*JOB:*
Search the material for the word "this" and copy each line that holds it.

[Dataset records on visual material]
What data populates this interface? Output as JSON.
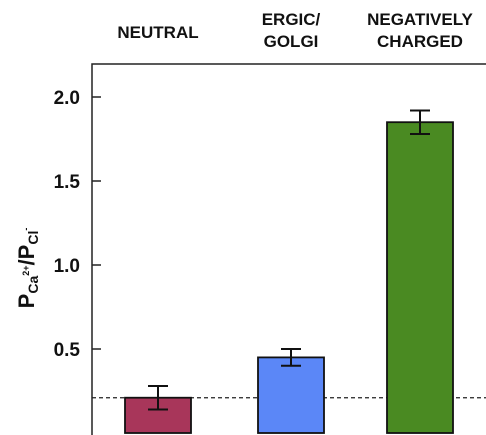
{
  "chart_data": {
    "type": "bar",
    "categories": [
      [
        "NEUTRAL"
      ],
      [
        "ERGIC/",
        "GOLGI"
      ],
      [
        "NEGATIVELY",
        "CHARGED"
      ]
    ],
    "values": [
      0.21,
      0.45,
      1.85
    ],
    "errors": [
      0.07,
      0.05,
      0.07
    ],
    "colors": [
      "#A8365A",
      "#5B87F7",
      "#4A8A22"
    ],
    "ylabel": {
      "p1": "P",
      "s1": "Ca",
      "sup1": "2+",
      "slash": "/",
      "p2": "P",
      "s2": "Cl",
      "sup2": "-"
    },
    "ylim": [
      0,
      2.2
    ],
    "yticks": [
      0.5,
      1.0,
      1.5,
      2.0
    ],
    "ytick_labels": [
      "0.5",
      "1.0",
      "1.5",
      "2.0"
    ],
    "reference_line": 0.21,
    "grid": false,
    "legend": "none"
  }
}
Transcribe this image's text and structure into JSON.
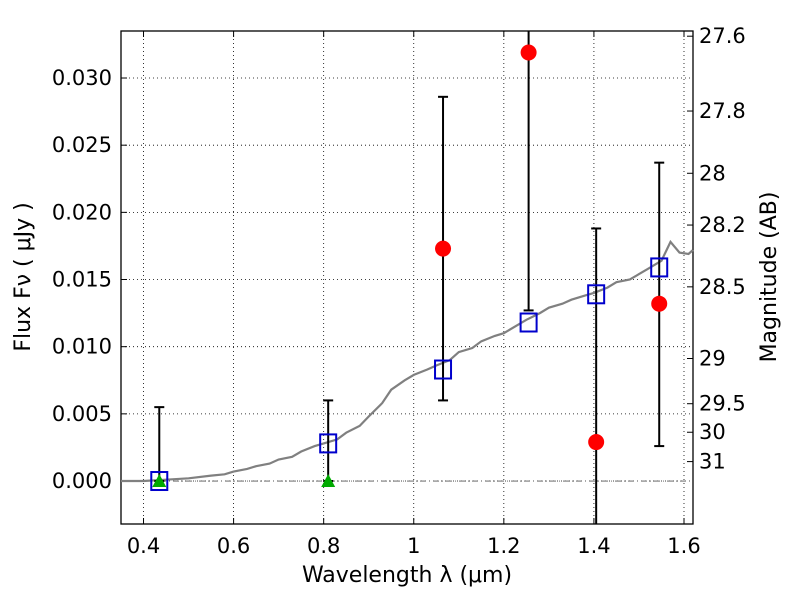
{
  "chart_data": {
    "type": "scatter",
    "xlabel": "Wavelength  λ (μm)",
    "ylabel": "Flux  Fν  ( μJy )",
    "ylabel_right": "Magnitude (AB)",
    "xlim": [
      0.35,
      1.62
    ],
    "ylim": [
      -0.0032,
      0.0335
    ],
    "grid": true,
    "x_ticks": [
      {
        "value": 0.4,
        "label": "0.4"
      },
      {
        "value": 0.6,
        "label": "0.6"
      },
      {
        "value": 0.8,
        "label": "0.8"
      },
      {
        "value": 1.0,
        "label": "1"
      },
      {
        "value": 1.2,
        "label": "1.2"
      },
      {
        "value": 1.4,
        "label": "1.4"
      },
      {
        "value": 1.6,
        "label": "1.6"
      }
    ],
    "y_ticks": [
      {
        "value": 0.0,
        "label": "0.000"
      },
      {
        "value": 0.005,
        "label": "0.005"
      },
      {
        "value": 0.01,
        "label": "0.010"
      },
      {
        "value": 0.015,
        "label": "0.015"
      },
      {
        "value": 0.02,
        "label": "0.020"
      },
      {
        "value": 0.025,
        "label": "0.025"
      },
      {
        "value": 0.03,
        "label": "0.030"
      }
    ],
    "right_ticks": [
      {
        "label": "27.6",
        "mag": 27.6
      },
      {
        "label": "27.8",
        "mag": 27.8
      },
      {
        "label": "28",
        "mag": 28.0
      },
      {
        "label": "28.2",
        "mag": 28.2
      },
      {
        "label": "28.5",
        "mag": 28.5
      },
      {
        "label": "29",
        "mag": 29.0
      },
      {
        "label": "29.5",
        "mag": 29.5
      },
      {
        "label": "30",
        "mag": 30.0
      },
      {
        "label": "31",
        "mag": 31.0
      }
    ],
    "colors": {
      "model": "#808080",
      "observed": "#ff0000",
      "model_band": "#0000cc",
      "upper_limit": "#00aa00",
      "errorbar": "#000000",
      "zero_line": "#555555"
    },
    "series": [
      {
        "role": "model_spectrum",
        "x": [
          0.35,
          0.4,
          0.45,
          0.5,
          0.55,
          0.58,
          0.6,
          0.63,
          0.65,
          0.68,
          0.7,
          0.73,
          0.75,
          0.78,
          0.8,
          0.83,
          0.85,
          0.88,
          0.9,
          0.93,
          0.95,
          0.98,
          1.0,
          1.03,
          1.05,
          1.08,
          1.1,
          1.13,
          1.15,
          1.18,
          1.2,
          1.23,
          1.25,
          1.28,
          1.3,
          1.33,
          1.35,
          1.38,
          1.4,
          1.43,
          1.45,
          1.48,
          1.5,
          1.52,
          1.55,
          1.57,
          1.59,
          1.61,
          1.62
        ],
        "y": [
          0.0,
          0.0,
          0.0001,
          0.0002,
          0.0004,
          0.0005,
          0.0007,
          0.0009,
          0.0011,
          0.0013,
          0.0016,
          0.0018,
          0.0022,
          0.0026,
          0.0028,
          0.0031,
          0.0036,
          0.0041,
          0.0048,
          0.0058,
          0.0068,
          0.0075,
          0.0079,
          0.0083,
          0.0086,
          0.009,
          0.0096,
          0.0099,
          0.0104,
          0.0108,
          0.011,
          0.0116,
          0.012,
          0.0125,
          0.0129,
          0.0132,
          0.0135,
          0.0138,
          0.014,
          0.0144,
          0.0148,
          0.015,
          0.0154,
          0.0158,
          0.0164,
          0.0178,
          0.017,
          0.0169,
          0.0172
        ]
      },
      {
        "role": "observed_flux",
        "x": [
          1.065,
          1.255,
          1.405,
          1.545
        ],
        "y": [
          0.0173,
          0.0319,
          0.0029,
          0.0132
        ],
        "err_low": [
          0.006,
          0.0127,
          -0.0033,
          0.0026
        ],
        "err_high": [
          0.0286,
          0.0335,
          0.0188,
          0.0237
        ]
      },
      {
        "role": "upper_limits",
        "x": [
          0.435,
          0.81
        ],
        "y": [
          0.0,
          0.0
        ],
        "err_low": [
          0.0,
          0.0
        ],
        "err_high": [
          0.0055,
          0.006
        ]
      },
      {
        "role": "model_band_flux",
        "x": [
          0.435,
          0.81,
          1.065,
          1.255,
          1.405,
          1.545
        ],
        "y": [
          0.0,
          0.0028,
          0.0083,
          0.0118,
          0.0139,
          0.0159
        ]
      }
    ]
  }
}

*RESPONSE TO THE TASK:*
What data populates this interface? Output as JSON.
Transcribe this image's text and structure into JSON.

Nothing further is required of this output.